### [Problem to solve]
Your task is to extract every entry that follows word for word while excluding the pictures.

____ Records provided

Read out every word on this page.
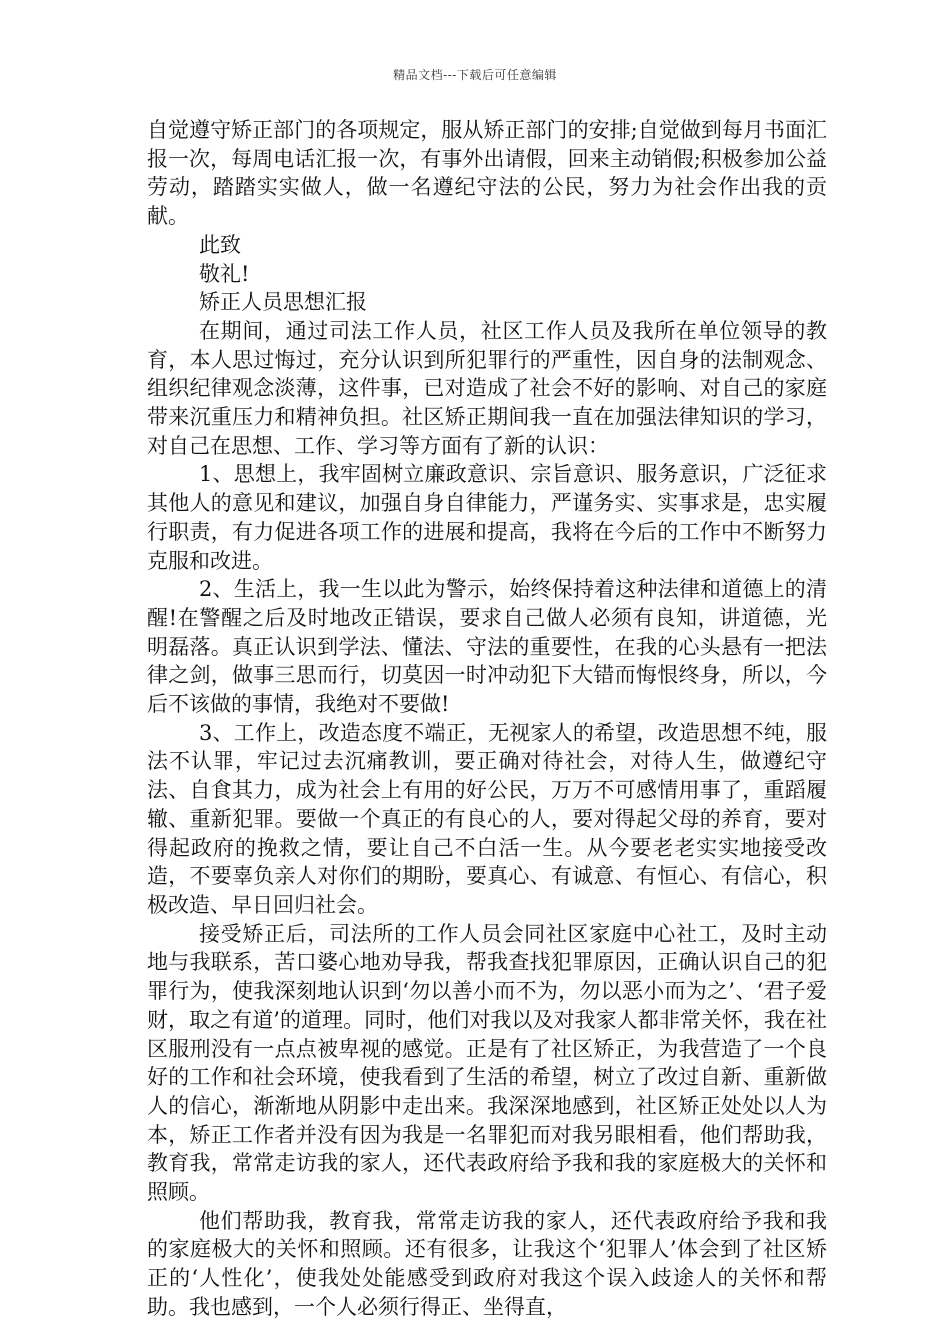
精品文档---下载后可任意编辑

自觉遵守矫正部门的各项规定，服从矫正部门的安排;自觉做到每月书面汇报一次，每周电话汇报一次，有事外出请假，回来主动销假;积极参加公益劳动，踏踏实实做人，做一名遵纪守法的公民，努力为社会作出我的贡献。

此致

敬礼!

矫正人员思想汇报

在期间，通过司法工作人员，社区工作人员及我所在单位领导的教育，本人思过悔过，充分认识到所犯罪行的严重性，因自身的法制观念、组织纪律观念淡薄，这件事，已对造成了社会不好的影响、对自己的家庭带来沉重压力和精神负担。社区矫正期间我一直在加强法律知识的学习，对自己在思想、工作、学习等方面有了新的认识：

1、思想上，我牢固树立廉政意识、宗旨意识、服务意识，广泛征求其他人的意见和建议，加强自身自律能力，严谨务实、实事求是，忠实履行职责，有力促进各项工作的进展和提高，我将在今后的工作中不断努力克服和改进。

2、生活上，我一生以此为警示，始终保持着这种法律和道德上的清醒!在警醒之后及时地改正错误，要求自己做人必须有良知，讲道德，光明磊落。真正认识到学法、懂法、守法的重要性，在我的心头悬有一把法律之剑，做事三思而行，切莫因一时冲动犯下大错而悔恨终身，所以，今后不该做的事情，我绝对不要做!

3、工作上，改造态度不端正，无视家人的希望，改造思想不纯，服法不认罪，牢记过去沉痛教训，要正确对待社会，对待人生，做遵纪守法、自食其力，成为社会上有用的好公民，万万不可感情用事了，重蹈履辙、重新犯罪。要做一个真正的有良心的人，要对得起父母的养育，要对得起政府的挽救之情，要让自己不白活一生。从今要老老实实地接受改造，不要辜负亲人对你们的期盼，要真心、有诚意、有恒心、有信心，积极改造、早日回归社会。

接受矫正后，司法所的工作人员会同社区家庭中心社工，及时主动地与我联系，苦口婆心地劝导我，帮我查找犯罪原因，正确认识自己的犯罪行为，使我深刻地认识到‘勿以善小而不为，勿以恶小而为之’、‘君子爱财，取之有道’的道理。同时，他们对我以及对我家人都非常关怀，我在社区服刑没有一点点被卑视的感觉。正是有了社区矫正，为我营造了一个良好的工作和社会环境，使我看到了生活的希望，树立了改过自新、重新做人的信心，渐渐地从阴影中走出来。我深深地感到，社区矫正处处以人为本，矫正工作者并没有因为我是一名罪犯而对我另眼相看，他们帮助我，教育我，常常走访我的家人，还代表政府给予我和我的家庭极大的关怀和照顾。

他们帮助我，教育我，常常走访我的家人，还代表政府给予我和我的家庭极大的关怀和照顾。还有很多，让我这个‘犯罪人’体会到了社区矫正的‘人性化’，使我处处能感受到政府对我这个误入歧途人的关怀和帮助。我也感到，一个人必须行得正、坐得直，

________

### [Written answer]
Read out every word on this page.
精品文档---下载后可任意编辑

自觉遵守矫正部门的各项规定，服从矫正部门的安排;自觉做到每月书面汇报一次，每周电话汇报一次，有事外出请假，回来主动销假;积极参加公益劳动，踏踏实实做人，做一名遵纪守法的公民，努力为社会作出我的贡献。

此致

敬礼!

矫正人员思想汇报

在期间，通过司法工作人员，社区工作人员及我所在单位领导的教育，本人思过悔过，充分认识到所犯罪行的严重性，因自身的法制观念、组织纪律观念淡薄，这件事，已对造成了社会不好的影响、对自己的家庭带来沉重压力和精神负担。社区矫正期间我一直在加强法律知识的学习，对自己在思想、工作、学习等方面有了新的认识：

1、思想上，我牢固树立廉政意识、宗旨意识、服务意识，广泛征求其他人的意见和建议，加强自身自律能力，严谨务实、实事求是，忠实履行职责，有力促进各项工作的进展和提高，我将在今后的工作中不断努力克服和改进。

2、生活上，我一生以此为警示，始终保持着这种法律和道德上的清醒!在警醒之后及时地改正错误，要求自己做人必须有良知，讲道德，光明磊落。真正认识到学法、懂法、守法的重要性，在我的心头悬有一把法律之剑，做事三思而行，切莫因一时冲动犯下大错而悔恨终身，所以，今后不该做的事情，我绝对不要做!

3、工作上，改造态度不端正，无视家人的希望，改造思想不纯，服法不认罪，牢记过去沉痛教训，要正确对待社会，对待人生，做遵纪守法、自食其力，成为社会上有用的好公民，万万不可感情用事了，重蹈履辙、重新犯罪。要做一个真正的有良心的人，要对得起父母的养育，要对得起政府的挽救之情，要让自己不白活一生。从今要老老实实地接受改造，不要辜负亲人对你们的期盼，要真心、有诚意、有恒心、有信心，积极改造、早日回归社会。

接受矫正后，司法所的工作人员会同社区家庭中心社工，及时主动地与我联系，苦口婆心地劝导我，帮我查找犯罪原因，正确认识自己的犯罪行为，使我深刻地认识到‘勿以善小而不为，勿以恶小而为之’、‘君子爱财，取之有道’的道理。同时，他们对我以及对我家人都非常关怀，我在社区服刑没有一点点被卑视的感觉。正是有了社区矫正，为我营造了一个良好的工作和社会环境，使我看到了生活的希望，树立了改过自新、重新做人的信心，渐渐地从阴影中走出来。我深深地感到，社区矫正处处以人为本，矫正工作者并没有因为我是一名罪犯而对我另眼相看，他们帮助我，教育我，常常走访我的家人，还代表政府给予我和我的家庭极大的关怀和照顾。

他们帮助我，教育我，常常走访我的家人，还代表政府给予我和我的家庭极大的关怀和照顾。还有很多，让我这个‘犯罪人’体会到了社区矫正的‘人性化’，使我处处能感受到政府对我这个误入歧途人的关怀和帮助。我也感到，一个人必须行得正、坐得直，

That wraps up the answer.